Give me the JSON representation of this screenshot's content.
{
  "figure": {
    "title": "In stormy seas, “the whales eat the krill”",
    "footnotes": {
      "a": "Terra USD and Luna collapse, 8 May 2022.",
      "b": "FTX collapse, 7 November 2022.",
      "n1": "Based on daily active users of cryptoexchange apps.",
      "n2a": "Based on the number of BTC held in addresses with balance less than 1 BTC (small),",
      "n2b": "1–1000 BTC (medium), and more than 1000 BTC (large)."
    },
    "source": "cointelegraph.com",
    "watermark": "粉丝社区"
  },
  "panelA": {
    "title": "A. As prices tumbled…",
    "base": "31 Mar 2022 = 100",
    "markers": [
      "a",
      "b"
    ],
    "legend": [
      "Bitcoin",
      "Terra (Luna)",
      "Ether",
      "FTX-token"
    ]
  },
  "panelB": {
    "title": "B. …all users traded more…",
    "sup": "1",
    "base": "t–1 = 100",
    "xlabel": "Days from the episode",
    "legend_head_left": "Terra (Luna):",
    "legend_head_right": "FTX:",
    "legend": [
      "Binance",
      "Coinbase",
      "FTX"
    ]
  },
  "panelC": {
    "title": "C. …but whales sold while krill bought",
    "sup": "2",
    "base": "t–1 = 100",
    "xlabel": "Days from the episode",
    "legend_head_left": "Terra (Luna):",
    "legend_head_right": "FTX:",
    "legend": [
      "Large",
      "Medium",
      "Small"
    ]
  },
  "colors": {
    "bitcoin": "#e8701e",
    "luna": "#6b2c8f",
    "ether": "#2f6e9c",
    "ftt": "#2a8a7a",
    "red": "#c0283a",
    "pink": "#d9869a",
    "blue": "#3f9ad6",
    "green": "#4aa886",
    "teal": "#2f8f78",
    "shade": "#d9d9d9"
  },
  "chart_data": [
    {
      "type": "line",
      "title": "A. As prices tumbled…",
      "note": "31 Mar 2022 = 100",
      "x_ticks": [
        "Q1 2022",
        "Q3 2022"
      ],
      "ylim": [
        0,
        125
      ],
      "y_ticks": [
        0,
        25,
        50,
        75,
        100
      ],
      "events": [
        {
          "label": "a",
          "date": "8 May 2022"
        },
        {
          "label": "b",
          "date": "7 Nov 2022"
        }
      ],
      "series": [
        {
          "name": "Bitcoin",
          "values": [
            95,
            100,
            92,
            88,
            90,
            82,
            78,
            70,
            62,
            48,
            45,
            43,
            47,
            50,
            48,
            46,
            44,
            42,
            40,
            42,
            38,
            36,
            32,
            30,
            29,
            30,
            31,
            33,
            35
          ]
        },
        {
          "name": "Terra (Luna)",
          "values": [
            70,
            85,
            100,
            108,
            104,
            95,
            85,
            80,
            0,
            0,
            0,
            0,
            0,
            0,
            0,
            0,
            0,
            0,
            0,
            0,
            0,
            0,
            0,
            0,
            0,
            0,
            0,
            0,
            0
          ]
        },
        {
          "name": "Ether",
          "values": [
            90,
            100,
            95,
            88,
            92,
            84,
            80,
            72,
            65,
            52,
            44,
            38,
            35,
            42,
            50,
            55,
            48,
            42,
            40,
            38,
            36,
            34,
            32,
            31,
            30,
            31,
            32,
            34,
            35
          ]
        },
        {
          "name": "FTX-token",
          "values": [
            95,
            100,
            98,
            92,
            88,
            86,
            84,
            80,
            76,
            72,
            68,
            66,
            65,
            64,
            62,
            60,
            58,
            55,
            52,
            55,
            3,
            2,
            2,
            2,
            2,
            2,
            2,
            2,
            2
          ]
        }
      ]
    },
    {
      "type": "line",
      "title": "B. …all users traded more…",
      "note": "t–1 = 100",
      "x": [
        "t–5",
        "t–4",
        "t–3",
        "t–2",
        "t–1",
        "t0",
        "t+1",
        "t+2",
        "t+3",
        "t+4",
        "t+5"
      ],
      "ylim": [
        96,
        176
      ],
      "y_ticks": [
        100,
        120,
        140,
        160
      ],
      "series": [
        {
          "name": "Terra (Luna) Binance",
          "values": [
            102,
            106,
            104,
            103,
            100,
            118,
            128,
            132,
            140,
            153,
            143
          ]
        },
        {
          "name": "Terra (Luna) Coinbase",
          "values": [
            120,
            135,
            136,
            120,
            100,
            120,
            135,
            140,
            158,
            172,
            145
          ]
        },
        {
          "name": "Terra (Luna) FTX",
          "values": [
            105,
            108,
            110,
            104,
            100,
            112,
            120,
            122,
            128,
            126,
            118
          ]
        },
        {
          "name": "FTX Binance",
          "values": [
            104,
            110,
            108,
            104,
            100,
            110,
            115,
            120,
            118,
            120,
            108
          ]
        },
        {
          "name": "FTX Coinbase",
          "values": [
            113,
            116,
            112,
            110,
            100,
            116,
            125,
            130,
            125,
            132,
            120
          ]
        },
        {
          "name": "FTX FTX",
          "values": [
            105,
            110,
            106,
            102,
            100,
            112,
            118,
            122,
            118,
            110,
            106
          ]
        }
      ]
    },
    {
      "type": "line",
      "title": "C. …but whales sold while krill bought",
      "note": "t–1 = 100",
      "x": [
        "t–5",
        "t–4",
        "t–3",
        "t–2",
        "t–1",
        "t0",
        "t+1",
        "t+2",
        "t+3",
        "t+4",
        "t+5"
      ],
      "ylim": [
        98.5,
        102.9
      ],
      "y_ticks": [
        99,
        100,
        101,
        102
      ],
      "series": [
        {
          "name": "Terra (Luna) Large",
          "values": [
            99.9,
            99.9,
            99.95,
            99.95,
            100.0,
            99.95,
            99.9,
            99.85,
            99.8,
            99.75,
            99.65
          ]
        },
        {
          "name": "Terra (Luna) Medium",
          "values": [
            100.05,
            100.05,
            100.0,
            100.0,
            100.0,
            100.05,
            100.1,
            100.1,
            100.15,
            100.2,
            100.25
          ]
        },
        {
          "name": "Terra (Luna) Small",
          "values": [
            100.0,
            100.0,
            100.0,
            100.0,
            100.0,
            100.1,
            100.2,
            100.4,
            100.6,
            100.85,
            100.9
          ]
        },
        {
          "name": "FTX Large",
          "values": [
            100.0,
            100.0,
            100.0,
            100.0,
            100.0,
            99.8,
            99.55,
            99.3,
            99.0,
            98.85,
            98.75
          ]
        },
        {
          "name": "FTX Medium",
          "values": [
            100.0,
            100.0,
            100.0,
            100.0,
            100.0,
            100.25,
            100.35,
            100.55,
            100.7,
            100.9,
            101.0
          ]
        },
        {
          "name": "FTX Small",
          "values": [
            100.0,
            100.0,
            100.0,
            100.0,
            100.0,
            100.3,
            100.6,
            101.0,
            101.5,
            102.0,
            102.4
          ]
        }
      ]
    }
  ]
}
--------------------
> [Exercise prompt]
Repeat every entry exactly, please.

> [Exercise output]
Give me the JSON representation of this screenshot's content.
{
  "figure": {
    "title": "In stormy seas, “the whales eat the krill”",
    "footnotes": {
      "a": "Terra USD and Luna collapse, 8 May 2022.",
      "b": "FTX collapse, 7 November 2022.",
      "n1": "Based on daily active users of cryptoexchange apps.",
      "n2a": "Based on the number of BTC held in addresses with balance less than 1 BTC (small),",
      "n2b": "1–1000 BTC (medium), and more than 1000 BTC (large)."
    },
    "source": "cointelegraph.com",
    "watermark": "粉丝社区"
  },
  "panelA": {
    "title": "A. As prices tumbled…",
    "base": "31 Mar 2022 = 100",
    "markers": [
      "a",
      "b"
    ],
    "legend": [
      "Bitcoin",
      "Terra (Luna)",
      "Ether",
      "FTX-token"
    ]
  },
  "panelB": {
    "title": "B. …all users traded more…",
    "sup": "1",
    "base": "t–1 = 100",
    "xlabel": "Days from the episode",
    "legend_head_left": "Terra (Luna):",
    "legend_head_right": "FTX:",
    "legend": [
      "Binance",
      "Coinbase",
      "FTX"
    ]
  },
  "panelC": {
    "title": "C. …but whales sold while krill bought",
    "sup": "2",
    "base": "t–1 = 100",
    "xlabel": "Days from the episode",
    "legend_head_left": "Terra (Luna):",
    "legend_head_right": "FTX:",
    "legend": [
      "Large",
      "Medium",
      "Small"
    ]
  },
  "colors": {
    "bitcoin": "#e8701e",
    "luna": "#6b2c8f",
    "ether": "#2f6e9c",
    "ftt": "#2a8a7a",
    "red": "#c0283a",
    "pink": "#d9869a",
    "blue": "#3f9ad6",
    "green": "#4aa886",
    "teal": "#2f8f78",
    "shade": "#d9d9d9"
  },
  "chart_data": [
    {
      "type": "line",
      "title": "A. As prices tumbled…",
      "note": "31 Mar 2022 = 100",
      "x_ticks": [
        "Q1 2022",
        "Q3 2022"
      ],
      "ylim": [
        0,
        125
      ],
      "y_ticks": [
        0,
        25,
        50,
        75,
        100
      ],
      "events": [
        {
          "label": "a",
          "date": "8 May 2022"
        },
        {
          "label": "b",
          "date": "7 Nov 2022"
        }
      ],
      "series": [
        {
          "name": "Bitcoin",
          "values": [
            95,
            100,
            92,
            88,
            90,
            82,
            78,
            70,
            62,
            48,
            45,
            43,
            47,
            50,
            48,
            46,
            44,
            42,
            40,
            42,
            38,
            36,
            32,
            30,
            29,
            30,
            31,
            33,
            35
          ]
        },
        {
          "name": "Terra (Luna)",
          "values": [
            70,
            85,
            100,
            108,
            104,
            95,
            85,
            80,
            0,
            0,
            0,
            0,
            0,
            0,
            0,
            0,
            0,
            0,
            0,
            0,
            0,
            0,
            0,
            0,
            0,
            0,
            0,
            0,
            0
          ]
        },
        {
          "name": "Ether",
          "values": [
            90,
            100,
            95,
            88,
            92,
            84,
            80,
            72,
            65,
            52,
            44,
            38,
            35,
            42,
            50,
            55,
            48,
            42,
            40,
            38,
            36,
            34,
            32,
            31,
            30,
            31,
            32,
            34,
            35
          ]
        },
        {
          "name": "FTX-token",
          "values": [
            95,
            100,
            98,
            92,
            88,
            86,
            84,
            80,
            76,
            72,
            68,
            66,
            65,
            64,
            62,
            60,
            58,
            55,
            52,
            55,
            3,
            2,
            2,
            2,
            2,
            2,
            2,
            2,
            2
          ]
        }
      ]
    },
    {
      "type": "line",
      "title": "B. …all users traded more…",
      "note": "t–1 = 100",
      "x": [
        "t–5",
        "t–4",
        "t–3",
        "t–2",
        "t–1",
        "t0",
        "t+1",
        "t+2",
        "t+3",
        "t+4",
        "t+5"
      ],
      "ylim": [
        96,
        176
      ],
      "y_ticks": [
        100,
        120,
        140,
        160
      ],
      "series": [
        {
          "name": "Terra (Luna) Binance",
          "values": [
            102,
            106,
            104,
            103,
            100,
            118,
            128,
            132,
            140,
            153,
            143
          ]
        },
        {
          "name": "Terra (Luna) Coinbase",
          "values": [
            120,
            135,
            136,
            120,
            100,
            120,
            135,
            140,
            158,
            172,
            145
          ]
        },
        {
          "name": "Terra (Luna) FTX",
          "values": [
            105,
            108,
            110,
            104,
            100,
            112,
            120,
            122,
            128,
            126,
            118
          ]
        },
        {
          "name": "FTX Binance",
          "values": [
            104,
            110,
            108,
            104,
            100,
            110,
            115,
            120,
            118,
            120,
            108
          ]
        },
        {
          "name": "FTX Coinbase",
          "values": [
            113,
            116,
            112,
            110,
            100,
            116,
            125,
            130,
            125,
            132,
            120
          ]
        },
        {
          "name": "FTX FTX",
          "values": [
            105,
            110,
            106,
            102,
            100,
            112,
            118,
            122,
            118,
            110,
            106
          ]
        }
      ]
    },
    {
      "type": "line",
      "title": "C. …but whales sold while krill bought",
      "note": "t–1 = 100",
      "x": [
        "t–5",
        "t–4",
        "t–3",
        "t–2",
        "t–1",
        "t0",
        "t+1",
        "t+2",
        "t+3",
        "t+4",
        "t+5"
      ],
      "ylim": [
        98.5,
        102.9
      ],
      "y_ticks": [
        99,
        100,
        101,
        102
      ],
      "series": [
        {
          "name": "Terra (Luna) Large",
          "values": [
            99.9,
            99.9,
            99.95,
            99.95,
            100.0,
            99.95,
            99.9,
            99.85,
            99.8,
            99.75,
            99.65
          ]
        },
        {
          "name": "Terra (Luna) Medium",
          "values": [
            100.05,
            100.05,
            100.0,
            100.0,
            100.0,
            100.05,
            100.1,
            100.1,
            100.15,
            100.2,
            100.25
          ]
        },
        {
          "name": "Terra (Luna) Small",
          "values": [
            100.0,
            100.0,
            100.0,
            100.0,
            100.0,
            100.1,
            100.2,
            100.4,
            100.6,
            100.85,
            100.9
          ]
        },
        {
          "name": "FTX Large",
          "values": [
            100.0,
            100.0,
            100.0,
            100.0,
            100.0,
            99.8,
            99.55,
            99.3,
            99.0,
            98.85,
            98.75
          ]
        },
        {
          "name": "FTX Medium",
          "values": [
            100.0,
            100.0,
            100.0,
            100.0,
            100.0,
            100.25,
            100.35,
            100.55,
            100.7,
            100.9,
            101.0
          ]
        },
        {
          "name": "FTX Small",
          "values": [
            100.0,
            100.0,
            100.0,
            100.0,
            100.0,
            100.3,
            100.6,
            101.0,
            101.5,
            102.0,
            102.4
          ]
        }
      ]
    }
  ]
}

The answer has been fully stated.